# [WHAT IS BEING ASKED]
Can you output each line of the listing below as a JSON list of strings, one string per line, with blank lines skipped and the pictures left out?

====

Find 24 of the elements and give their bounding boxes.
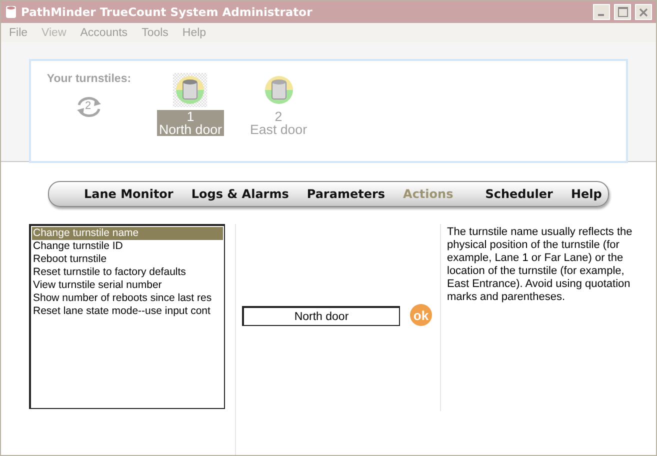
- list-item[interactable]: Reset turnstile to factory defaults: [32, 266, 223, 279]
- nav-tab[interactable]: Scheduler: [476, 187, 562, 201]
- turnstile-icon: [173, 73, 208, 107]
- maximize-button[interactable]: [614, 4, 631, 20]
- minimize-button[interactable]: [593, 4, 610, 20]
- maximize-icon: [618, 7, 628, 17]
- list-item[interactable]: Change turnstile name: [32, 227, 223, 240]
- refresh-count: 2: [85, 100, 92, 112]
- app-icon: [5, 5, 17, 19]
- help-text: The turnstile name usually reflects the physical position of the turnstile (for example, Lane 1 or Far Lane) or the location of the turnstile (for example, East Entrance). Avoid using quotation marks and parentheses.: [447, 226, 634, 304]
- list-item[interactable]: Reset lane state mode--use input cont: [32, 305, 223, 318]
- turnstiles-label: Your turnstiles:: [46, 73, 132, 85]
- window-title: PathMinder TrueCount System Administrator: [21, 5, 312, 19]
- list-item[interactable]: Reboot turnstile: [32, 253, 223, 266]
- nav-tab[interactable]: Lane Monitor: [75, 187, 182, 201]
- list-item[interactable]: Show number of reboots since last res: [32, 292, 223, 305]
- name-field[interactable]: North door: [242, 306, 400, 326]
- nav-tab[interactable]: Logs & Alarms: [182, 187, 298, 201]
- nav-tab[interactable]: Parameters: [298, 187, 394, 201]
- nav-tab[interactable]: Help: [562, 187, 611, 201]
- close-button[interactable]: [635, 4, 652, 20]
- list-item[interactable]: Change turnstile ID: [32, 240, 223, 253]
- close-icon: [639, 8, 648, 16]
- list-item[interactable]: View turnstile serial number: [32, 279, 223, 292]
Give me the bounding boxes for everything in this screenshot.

====

# [REPLY TO THE EXERCISE]
[
  "Find 24 of the elements and give their bounding boxes.",
  "- list-item[interactable]: Reset turnstile to factory defaults: [32, 266, 223, 279]",
  "- nav-tab[interactable]: Scheduler: [476, 187, 562, 201]",
  "- turnstile-icon: [173, 73, 208, 107]",
  "- maximize-button[interactable]: [614, 4, 631, 20]",
  "- minimize-button[interactable]: [593, 4, 610, 20]",
  "- maximize-icon: [618, 7, 628, 17]",
  "- list-item[interactable]: Change turnstile name: [32, 227, 223, 240]",
  "- refresh-count: 2: [85, 100, 92, 112]",
  "- app-icon: [5, 5, 17, 19]",
  "- help-text: The turnstile name usually reflects the physical position of the turnstile (for example, Lane 1 or Far Lane) or the location of the turnstile (for example, East Entrance). Avoid using quotation marks and parentheses.: [447, 226, 634, 304]",
  "- list-item[interactable]: Reset lane state mode--use input cont: [32, 305, 223, 318]",
  "- turnstiles-label: Your turnstiles:: [46, 73, 132, 85]",
  "- window-title: PathMinder TrueCount System Administrator: [21, 5, 312, 19]",
  "- list-item[interactable]: Reboot turnstile: [32, 253, 223, 266]",
  "- nav-tab[interactable]: Lane Monitor: [75, 187, 182, 201]",
  "- list-item[interactable]: Show number of reboots since last res: [32, 292, 223, 305]",
  "- name-field[interactable]: North door: [242, 306, 400, 326]",
  "- nav-tab[interactable]: Logs & Alarms: [182, 187, 298, 201]",
  "- nav-tab[interactable]: Parameters: [298, 187, 394, 201]",
  "- nav-tab[interactable]: Help: [562, 187, 611, 201]",
  "- close-button[interactable]: [635, 4, 652, 20]",
  "- list-item[interactable]: Change turnstile ID: [32, 240, 223, 253]",
  "- close-icon: [639, 8, 648, 16]",
  "- list-item[interactable]: View turnstile serial number: [32, 279, 223, 292]",
  "Give me the bounding boxes for everything in this screenshot."
]